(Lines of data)
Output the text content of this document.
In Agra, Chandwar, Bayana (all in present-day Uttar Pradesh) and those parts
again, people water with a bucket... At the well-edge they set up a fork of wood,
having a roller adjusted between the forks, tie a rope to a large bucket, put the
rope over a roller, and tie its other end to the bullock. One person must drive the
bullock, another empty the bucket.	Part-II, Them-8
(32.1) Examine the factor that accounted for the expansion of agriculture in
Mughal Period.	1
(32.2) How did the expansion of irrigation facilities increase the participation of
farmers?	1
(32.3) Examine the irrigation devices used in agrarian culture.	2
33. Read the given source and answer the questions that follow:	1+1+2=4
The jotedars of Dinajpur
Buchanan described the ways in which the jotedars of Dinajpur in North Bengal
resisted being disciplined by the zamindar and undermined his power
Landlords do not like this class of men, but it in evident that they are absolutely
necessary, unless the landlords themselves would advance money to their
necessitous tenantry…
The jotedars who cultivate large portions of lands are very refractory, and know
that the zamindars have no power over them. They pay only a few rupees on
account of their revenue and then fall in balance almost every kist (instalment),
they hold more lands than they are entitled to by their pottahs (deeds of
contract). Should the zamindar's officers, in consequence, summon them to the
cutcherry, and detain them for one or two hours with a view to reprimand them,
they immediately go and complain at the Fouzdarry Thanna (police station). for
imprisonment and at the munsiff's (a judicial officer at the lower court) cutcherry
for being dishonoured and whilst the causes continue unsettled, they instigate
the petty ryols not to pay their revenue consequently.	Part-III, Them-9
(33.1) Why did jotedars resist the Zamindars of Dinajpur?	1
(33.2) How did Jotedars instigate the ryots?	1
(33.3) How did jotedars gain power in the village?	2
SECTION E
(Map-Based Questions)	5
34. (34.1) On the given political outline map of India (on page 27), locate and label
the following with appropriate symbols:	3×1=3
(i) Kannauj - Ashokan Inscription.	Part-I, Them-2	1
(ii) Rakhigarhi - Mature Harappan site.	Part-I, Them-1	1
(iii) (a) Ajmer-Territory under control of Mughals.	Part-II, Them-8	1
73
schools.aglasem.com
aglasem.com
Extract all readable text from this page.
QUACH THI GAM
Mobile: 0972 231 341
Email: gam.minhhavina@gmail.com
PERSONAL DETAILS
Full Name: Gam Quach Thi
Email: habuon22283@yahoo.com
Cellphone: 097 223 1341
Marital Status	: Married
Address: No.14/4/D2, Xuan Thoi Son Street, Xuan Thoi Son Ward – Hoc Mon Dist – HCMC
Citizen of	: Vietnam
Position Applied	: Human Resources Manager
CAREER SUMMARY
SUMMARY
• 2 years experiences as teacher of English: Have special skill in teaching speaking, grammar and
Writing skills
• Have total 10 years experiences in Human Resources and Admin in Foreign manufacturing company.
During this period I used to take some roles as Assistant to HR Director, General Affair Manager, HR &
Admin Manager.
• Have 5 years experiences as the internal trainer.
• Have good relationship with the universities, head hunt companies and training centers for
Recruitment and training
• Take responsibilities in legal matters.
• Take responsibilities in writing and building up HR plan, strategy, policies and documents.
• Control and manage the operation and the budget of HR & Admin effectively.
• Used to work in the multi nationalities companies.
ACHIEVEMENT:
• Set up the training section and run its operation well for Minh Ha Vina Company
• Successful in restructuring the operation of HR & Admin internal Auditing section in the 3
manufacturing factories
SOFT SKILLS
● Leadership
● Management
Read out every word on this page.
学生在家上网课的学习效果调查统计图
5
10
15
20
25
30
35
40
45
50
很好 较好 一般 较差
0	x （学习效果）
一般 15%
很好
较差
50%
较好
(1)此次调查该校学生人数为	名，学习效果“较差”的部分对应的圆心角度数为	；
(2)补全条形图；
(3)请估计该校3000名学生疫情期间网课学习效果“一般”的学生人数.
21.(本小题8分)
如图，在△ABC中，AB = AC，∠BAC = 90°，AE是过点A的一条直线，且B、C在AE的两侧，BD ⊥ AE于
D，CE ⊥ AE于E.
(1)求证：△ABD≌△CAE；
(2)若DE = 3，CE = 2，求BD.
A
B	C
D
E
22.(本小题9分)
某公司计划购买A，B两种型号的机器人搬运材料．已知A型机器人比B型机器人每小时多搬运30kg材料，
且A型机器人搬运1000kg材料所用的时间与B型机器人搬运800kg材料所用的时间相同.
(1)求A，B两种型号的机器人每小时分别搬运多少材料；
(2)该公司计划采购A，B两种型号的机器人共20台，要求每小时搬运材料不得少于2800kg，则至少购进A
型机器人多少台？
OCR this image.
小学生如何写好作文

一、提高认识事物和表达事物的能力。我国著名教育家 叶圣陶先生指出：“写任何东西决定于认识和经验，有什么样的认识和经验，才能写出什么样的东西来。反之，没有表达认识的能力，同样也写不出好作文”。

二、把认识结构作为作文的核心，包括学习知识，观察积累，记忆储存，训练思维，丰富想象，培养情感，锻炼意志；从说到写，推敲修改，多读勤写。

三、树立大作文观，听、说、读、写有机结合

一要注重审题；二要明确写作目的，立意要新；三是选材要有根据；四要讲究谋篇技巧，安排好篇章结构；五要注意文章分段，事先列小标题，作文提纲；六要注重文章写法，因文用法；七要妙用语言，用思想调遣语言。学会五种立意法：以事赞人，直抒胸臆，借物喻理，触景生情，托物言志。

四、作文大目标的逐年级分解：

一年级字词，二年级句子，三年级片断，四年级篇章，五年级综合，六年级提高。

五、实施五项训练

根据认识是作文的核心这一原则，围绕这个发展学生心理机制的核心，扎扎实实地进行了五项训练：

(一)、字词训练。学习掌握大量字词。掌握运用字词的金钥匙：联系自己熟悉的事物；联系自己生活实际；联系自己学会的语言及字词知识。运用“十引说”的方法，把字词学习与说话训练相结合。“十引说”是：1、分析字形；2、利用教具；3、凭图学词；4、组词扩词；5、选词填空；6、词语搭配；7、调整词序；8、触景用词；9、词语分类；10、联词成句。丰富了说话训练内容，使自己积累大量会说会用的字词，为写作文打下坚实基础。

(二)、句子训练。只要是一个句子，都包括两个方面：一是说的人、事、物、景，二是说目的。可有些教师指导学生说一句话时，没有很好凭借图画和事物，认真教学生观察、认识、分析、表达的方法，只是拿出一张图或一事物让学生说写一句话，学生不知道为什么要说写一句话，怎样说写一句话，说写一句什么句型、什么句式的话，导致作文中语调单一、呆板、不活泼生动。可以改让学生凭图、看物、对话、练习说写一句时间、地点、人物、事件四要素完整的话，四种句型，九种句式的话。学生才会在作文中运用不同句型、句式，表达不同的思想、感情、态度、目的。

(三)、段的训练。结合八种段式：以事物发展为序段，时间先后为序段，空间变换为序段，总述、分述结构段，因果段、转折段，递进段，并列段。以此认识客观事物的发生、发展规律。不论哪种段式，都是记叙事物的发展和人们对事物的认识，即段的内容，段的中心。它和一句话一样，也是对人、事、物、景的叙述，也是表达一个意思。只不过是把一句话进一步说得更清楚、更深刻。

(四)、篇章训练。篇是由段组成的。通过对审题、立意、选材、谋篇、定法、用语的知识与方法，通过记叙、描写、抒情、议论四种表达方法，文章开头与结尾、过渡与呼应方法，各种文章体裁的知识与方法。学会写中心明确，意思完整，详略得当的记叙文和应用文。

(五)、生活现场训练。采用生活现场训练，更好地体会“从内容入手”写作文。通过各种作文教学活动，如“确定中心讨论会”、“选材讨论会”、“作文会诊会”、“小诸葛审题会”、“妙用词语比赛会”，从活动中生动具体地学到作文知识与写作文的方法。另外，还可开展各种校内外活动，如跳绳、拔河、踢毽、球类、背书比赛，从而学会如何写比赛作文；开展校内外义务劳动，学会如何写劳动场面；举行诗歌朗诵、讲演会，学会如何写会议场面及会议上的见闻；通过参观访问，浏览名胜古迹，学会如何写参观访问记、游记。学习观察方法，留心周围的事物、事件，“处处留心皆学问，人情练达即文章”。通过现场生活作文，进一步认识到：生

- **TASK DESCRIPTION**
Exactly repeat the lines from the line that contains "OCR this image." to the end of the entries, both included, and leave out all other lines.

- **WRITTEN ANSWER**
OCR this image.
小学生如何写好作文

一、提高认识事物和表达事物的能力。我国著名教育家 叶圣陶先生指出：“写任何东西决定于认识和经验，有什么样的认识和经验，才能写出什么样的东西来。反之，没有表达认识的能力，同样也写不出好作文”。

二、把认识结构作为作文的核心，包括学习知识，观察积累，记忆储存，训练思维，丰富想象，培养情感，锻炼意志；从说到写，推敲修改，多读勤写。

三、树立大作文观，听、说、读、写有机结合

一要注重审题；二要明确写作目的，立意要新；三是选材要有根据；四要讲究谋篇技巧，安排好篇章结构；五要注意文章分段，事先列小标题，作文提纲；六要注重文章写法，因文用法；七要妙用语言，用思想调遣语言。学会五种立意法：以事赞人，直抒胸臆，借物喻理，触景生情，托物言志。

四、作文大目标的逐年级分解：

一年级字词，二年级句子，三年级片断，四年级篇章，五年级综合，六年级提高。

五、实施五项训练

根据认识是作文的核心这一原则，围绕这个发展学生心理机制的核心，扎扎实实地进行了五项训练：

(一)、字词训练。学习掌握大量字词。掌握运用字词的金钥匙：联系自己熟悉的事物；联系自己生活实际；联系自己学会的语言及字词知识。运用“十引说”的方法，把字词学习与说话训练相结合。“十引说”是：1、分析字形；2、利用教具；3、凭图学词；4、组词扩词；5、选词填空；6、词语搭配；7、调整词序；8、触景用词；9、词语分类；10、联词成句。丰富了说话训练内容，使自己积累大量会说会用的字词，为写作文打下坚实基础。

(二)、句子训练。只要是一个句子，都包括两个方面：一是说的人、事、物、景，二是说目的。可有些教师指导学生说一句话时，没有很好凭借图画和事物，认真教学生观察、认识、分析、表达的方法，只是拿出一张图或一事物让学生说写一句话，学生不知道为什么要说写一句话，怎样说写一句话，说写一句什么句型、什么句式的话，导致作文中语调单一、呆板、不活泼生动。可以改让学生凭图、看物、对话、练习说写一句时间、地点、人物、事件四要素完整的话，四种句型，九种句式的话。学生才会在作文中运用不同句型、句式，表达不同的思想、感情、态度、目的。

(三)、段的训练。结合八种段式：以事物发展为序段，时间先后为序段，空间变换为序段，总述、分述结构段，因果段、转折段，递进段，并列段。以此认识客观事物的发生、发展规律。不论哪种段式，都是记叙事物的发展和人们对事物的认识，即段的内容，段的中心。它和一句话一样，也是对人、事、物、景的叙述，也是表达一个意思。只不过是把一句话进一步说得更清楚、更深刻。

(四)、篇章训练。篇是由段组成的。通过对审题、立意、选材、谋篇、定法、用语的知识与方法，通过记叙、描写、抒情、议论四种表达方法，文章开头与结尾、过渡与呼应方法，各种文章体裁的知识与方法。学会写中心明确，意思完整，详略得当的记叙文和应用文。

(五)、生活现场训练。采用生活现场训练，更好地体会“从内容入手”写作文。通过各种作文教学活动，如“确定中心讨论会”、“选材讨论会”、“作文会诊会”、“小诸葛审题会”、“妙用词语比赛会”，从活动中生动具体地学到作文知识与写作文的方法。另外，还可开展各种校内外活动，如跳绳、拔河、踢毽、球类、背书比赛，从而学会如何写比赛作文；开展校内外义务劳动，学会如何写劳动场面；举行诗歌朗诵、讲演会，学会如何写会议场面及会议上的见闻；通过参观访问，浏览名胜古迹，学会如何写参观访问记、游记。学习观察方法，留心周围的事物、事件，“处处留心皆学问，人情练达即文章”。通过现场生活作文，进一步认识到：生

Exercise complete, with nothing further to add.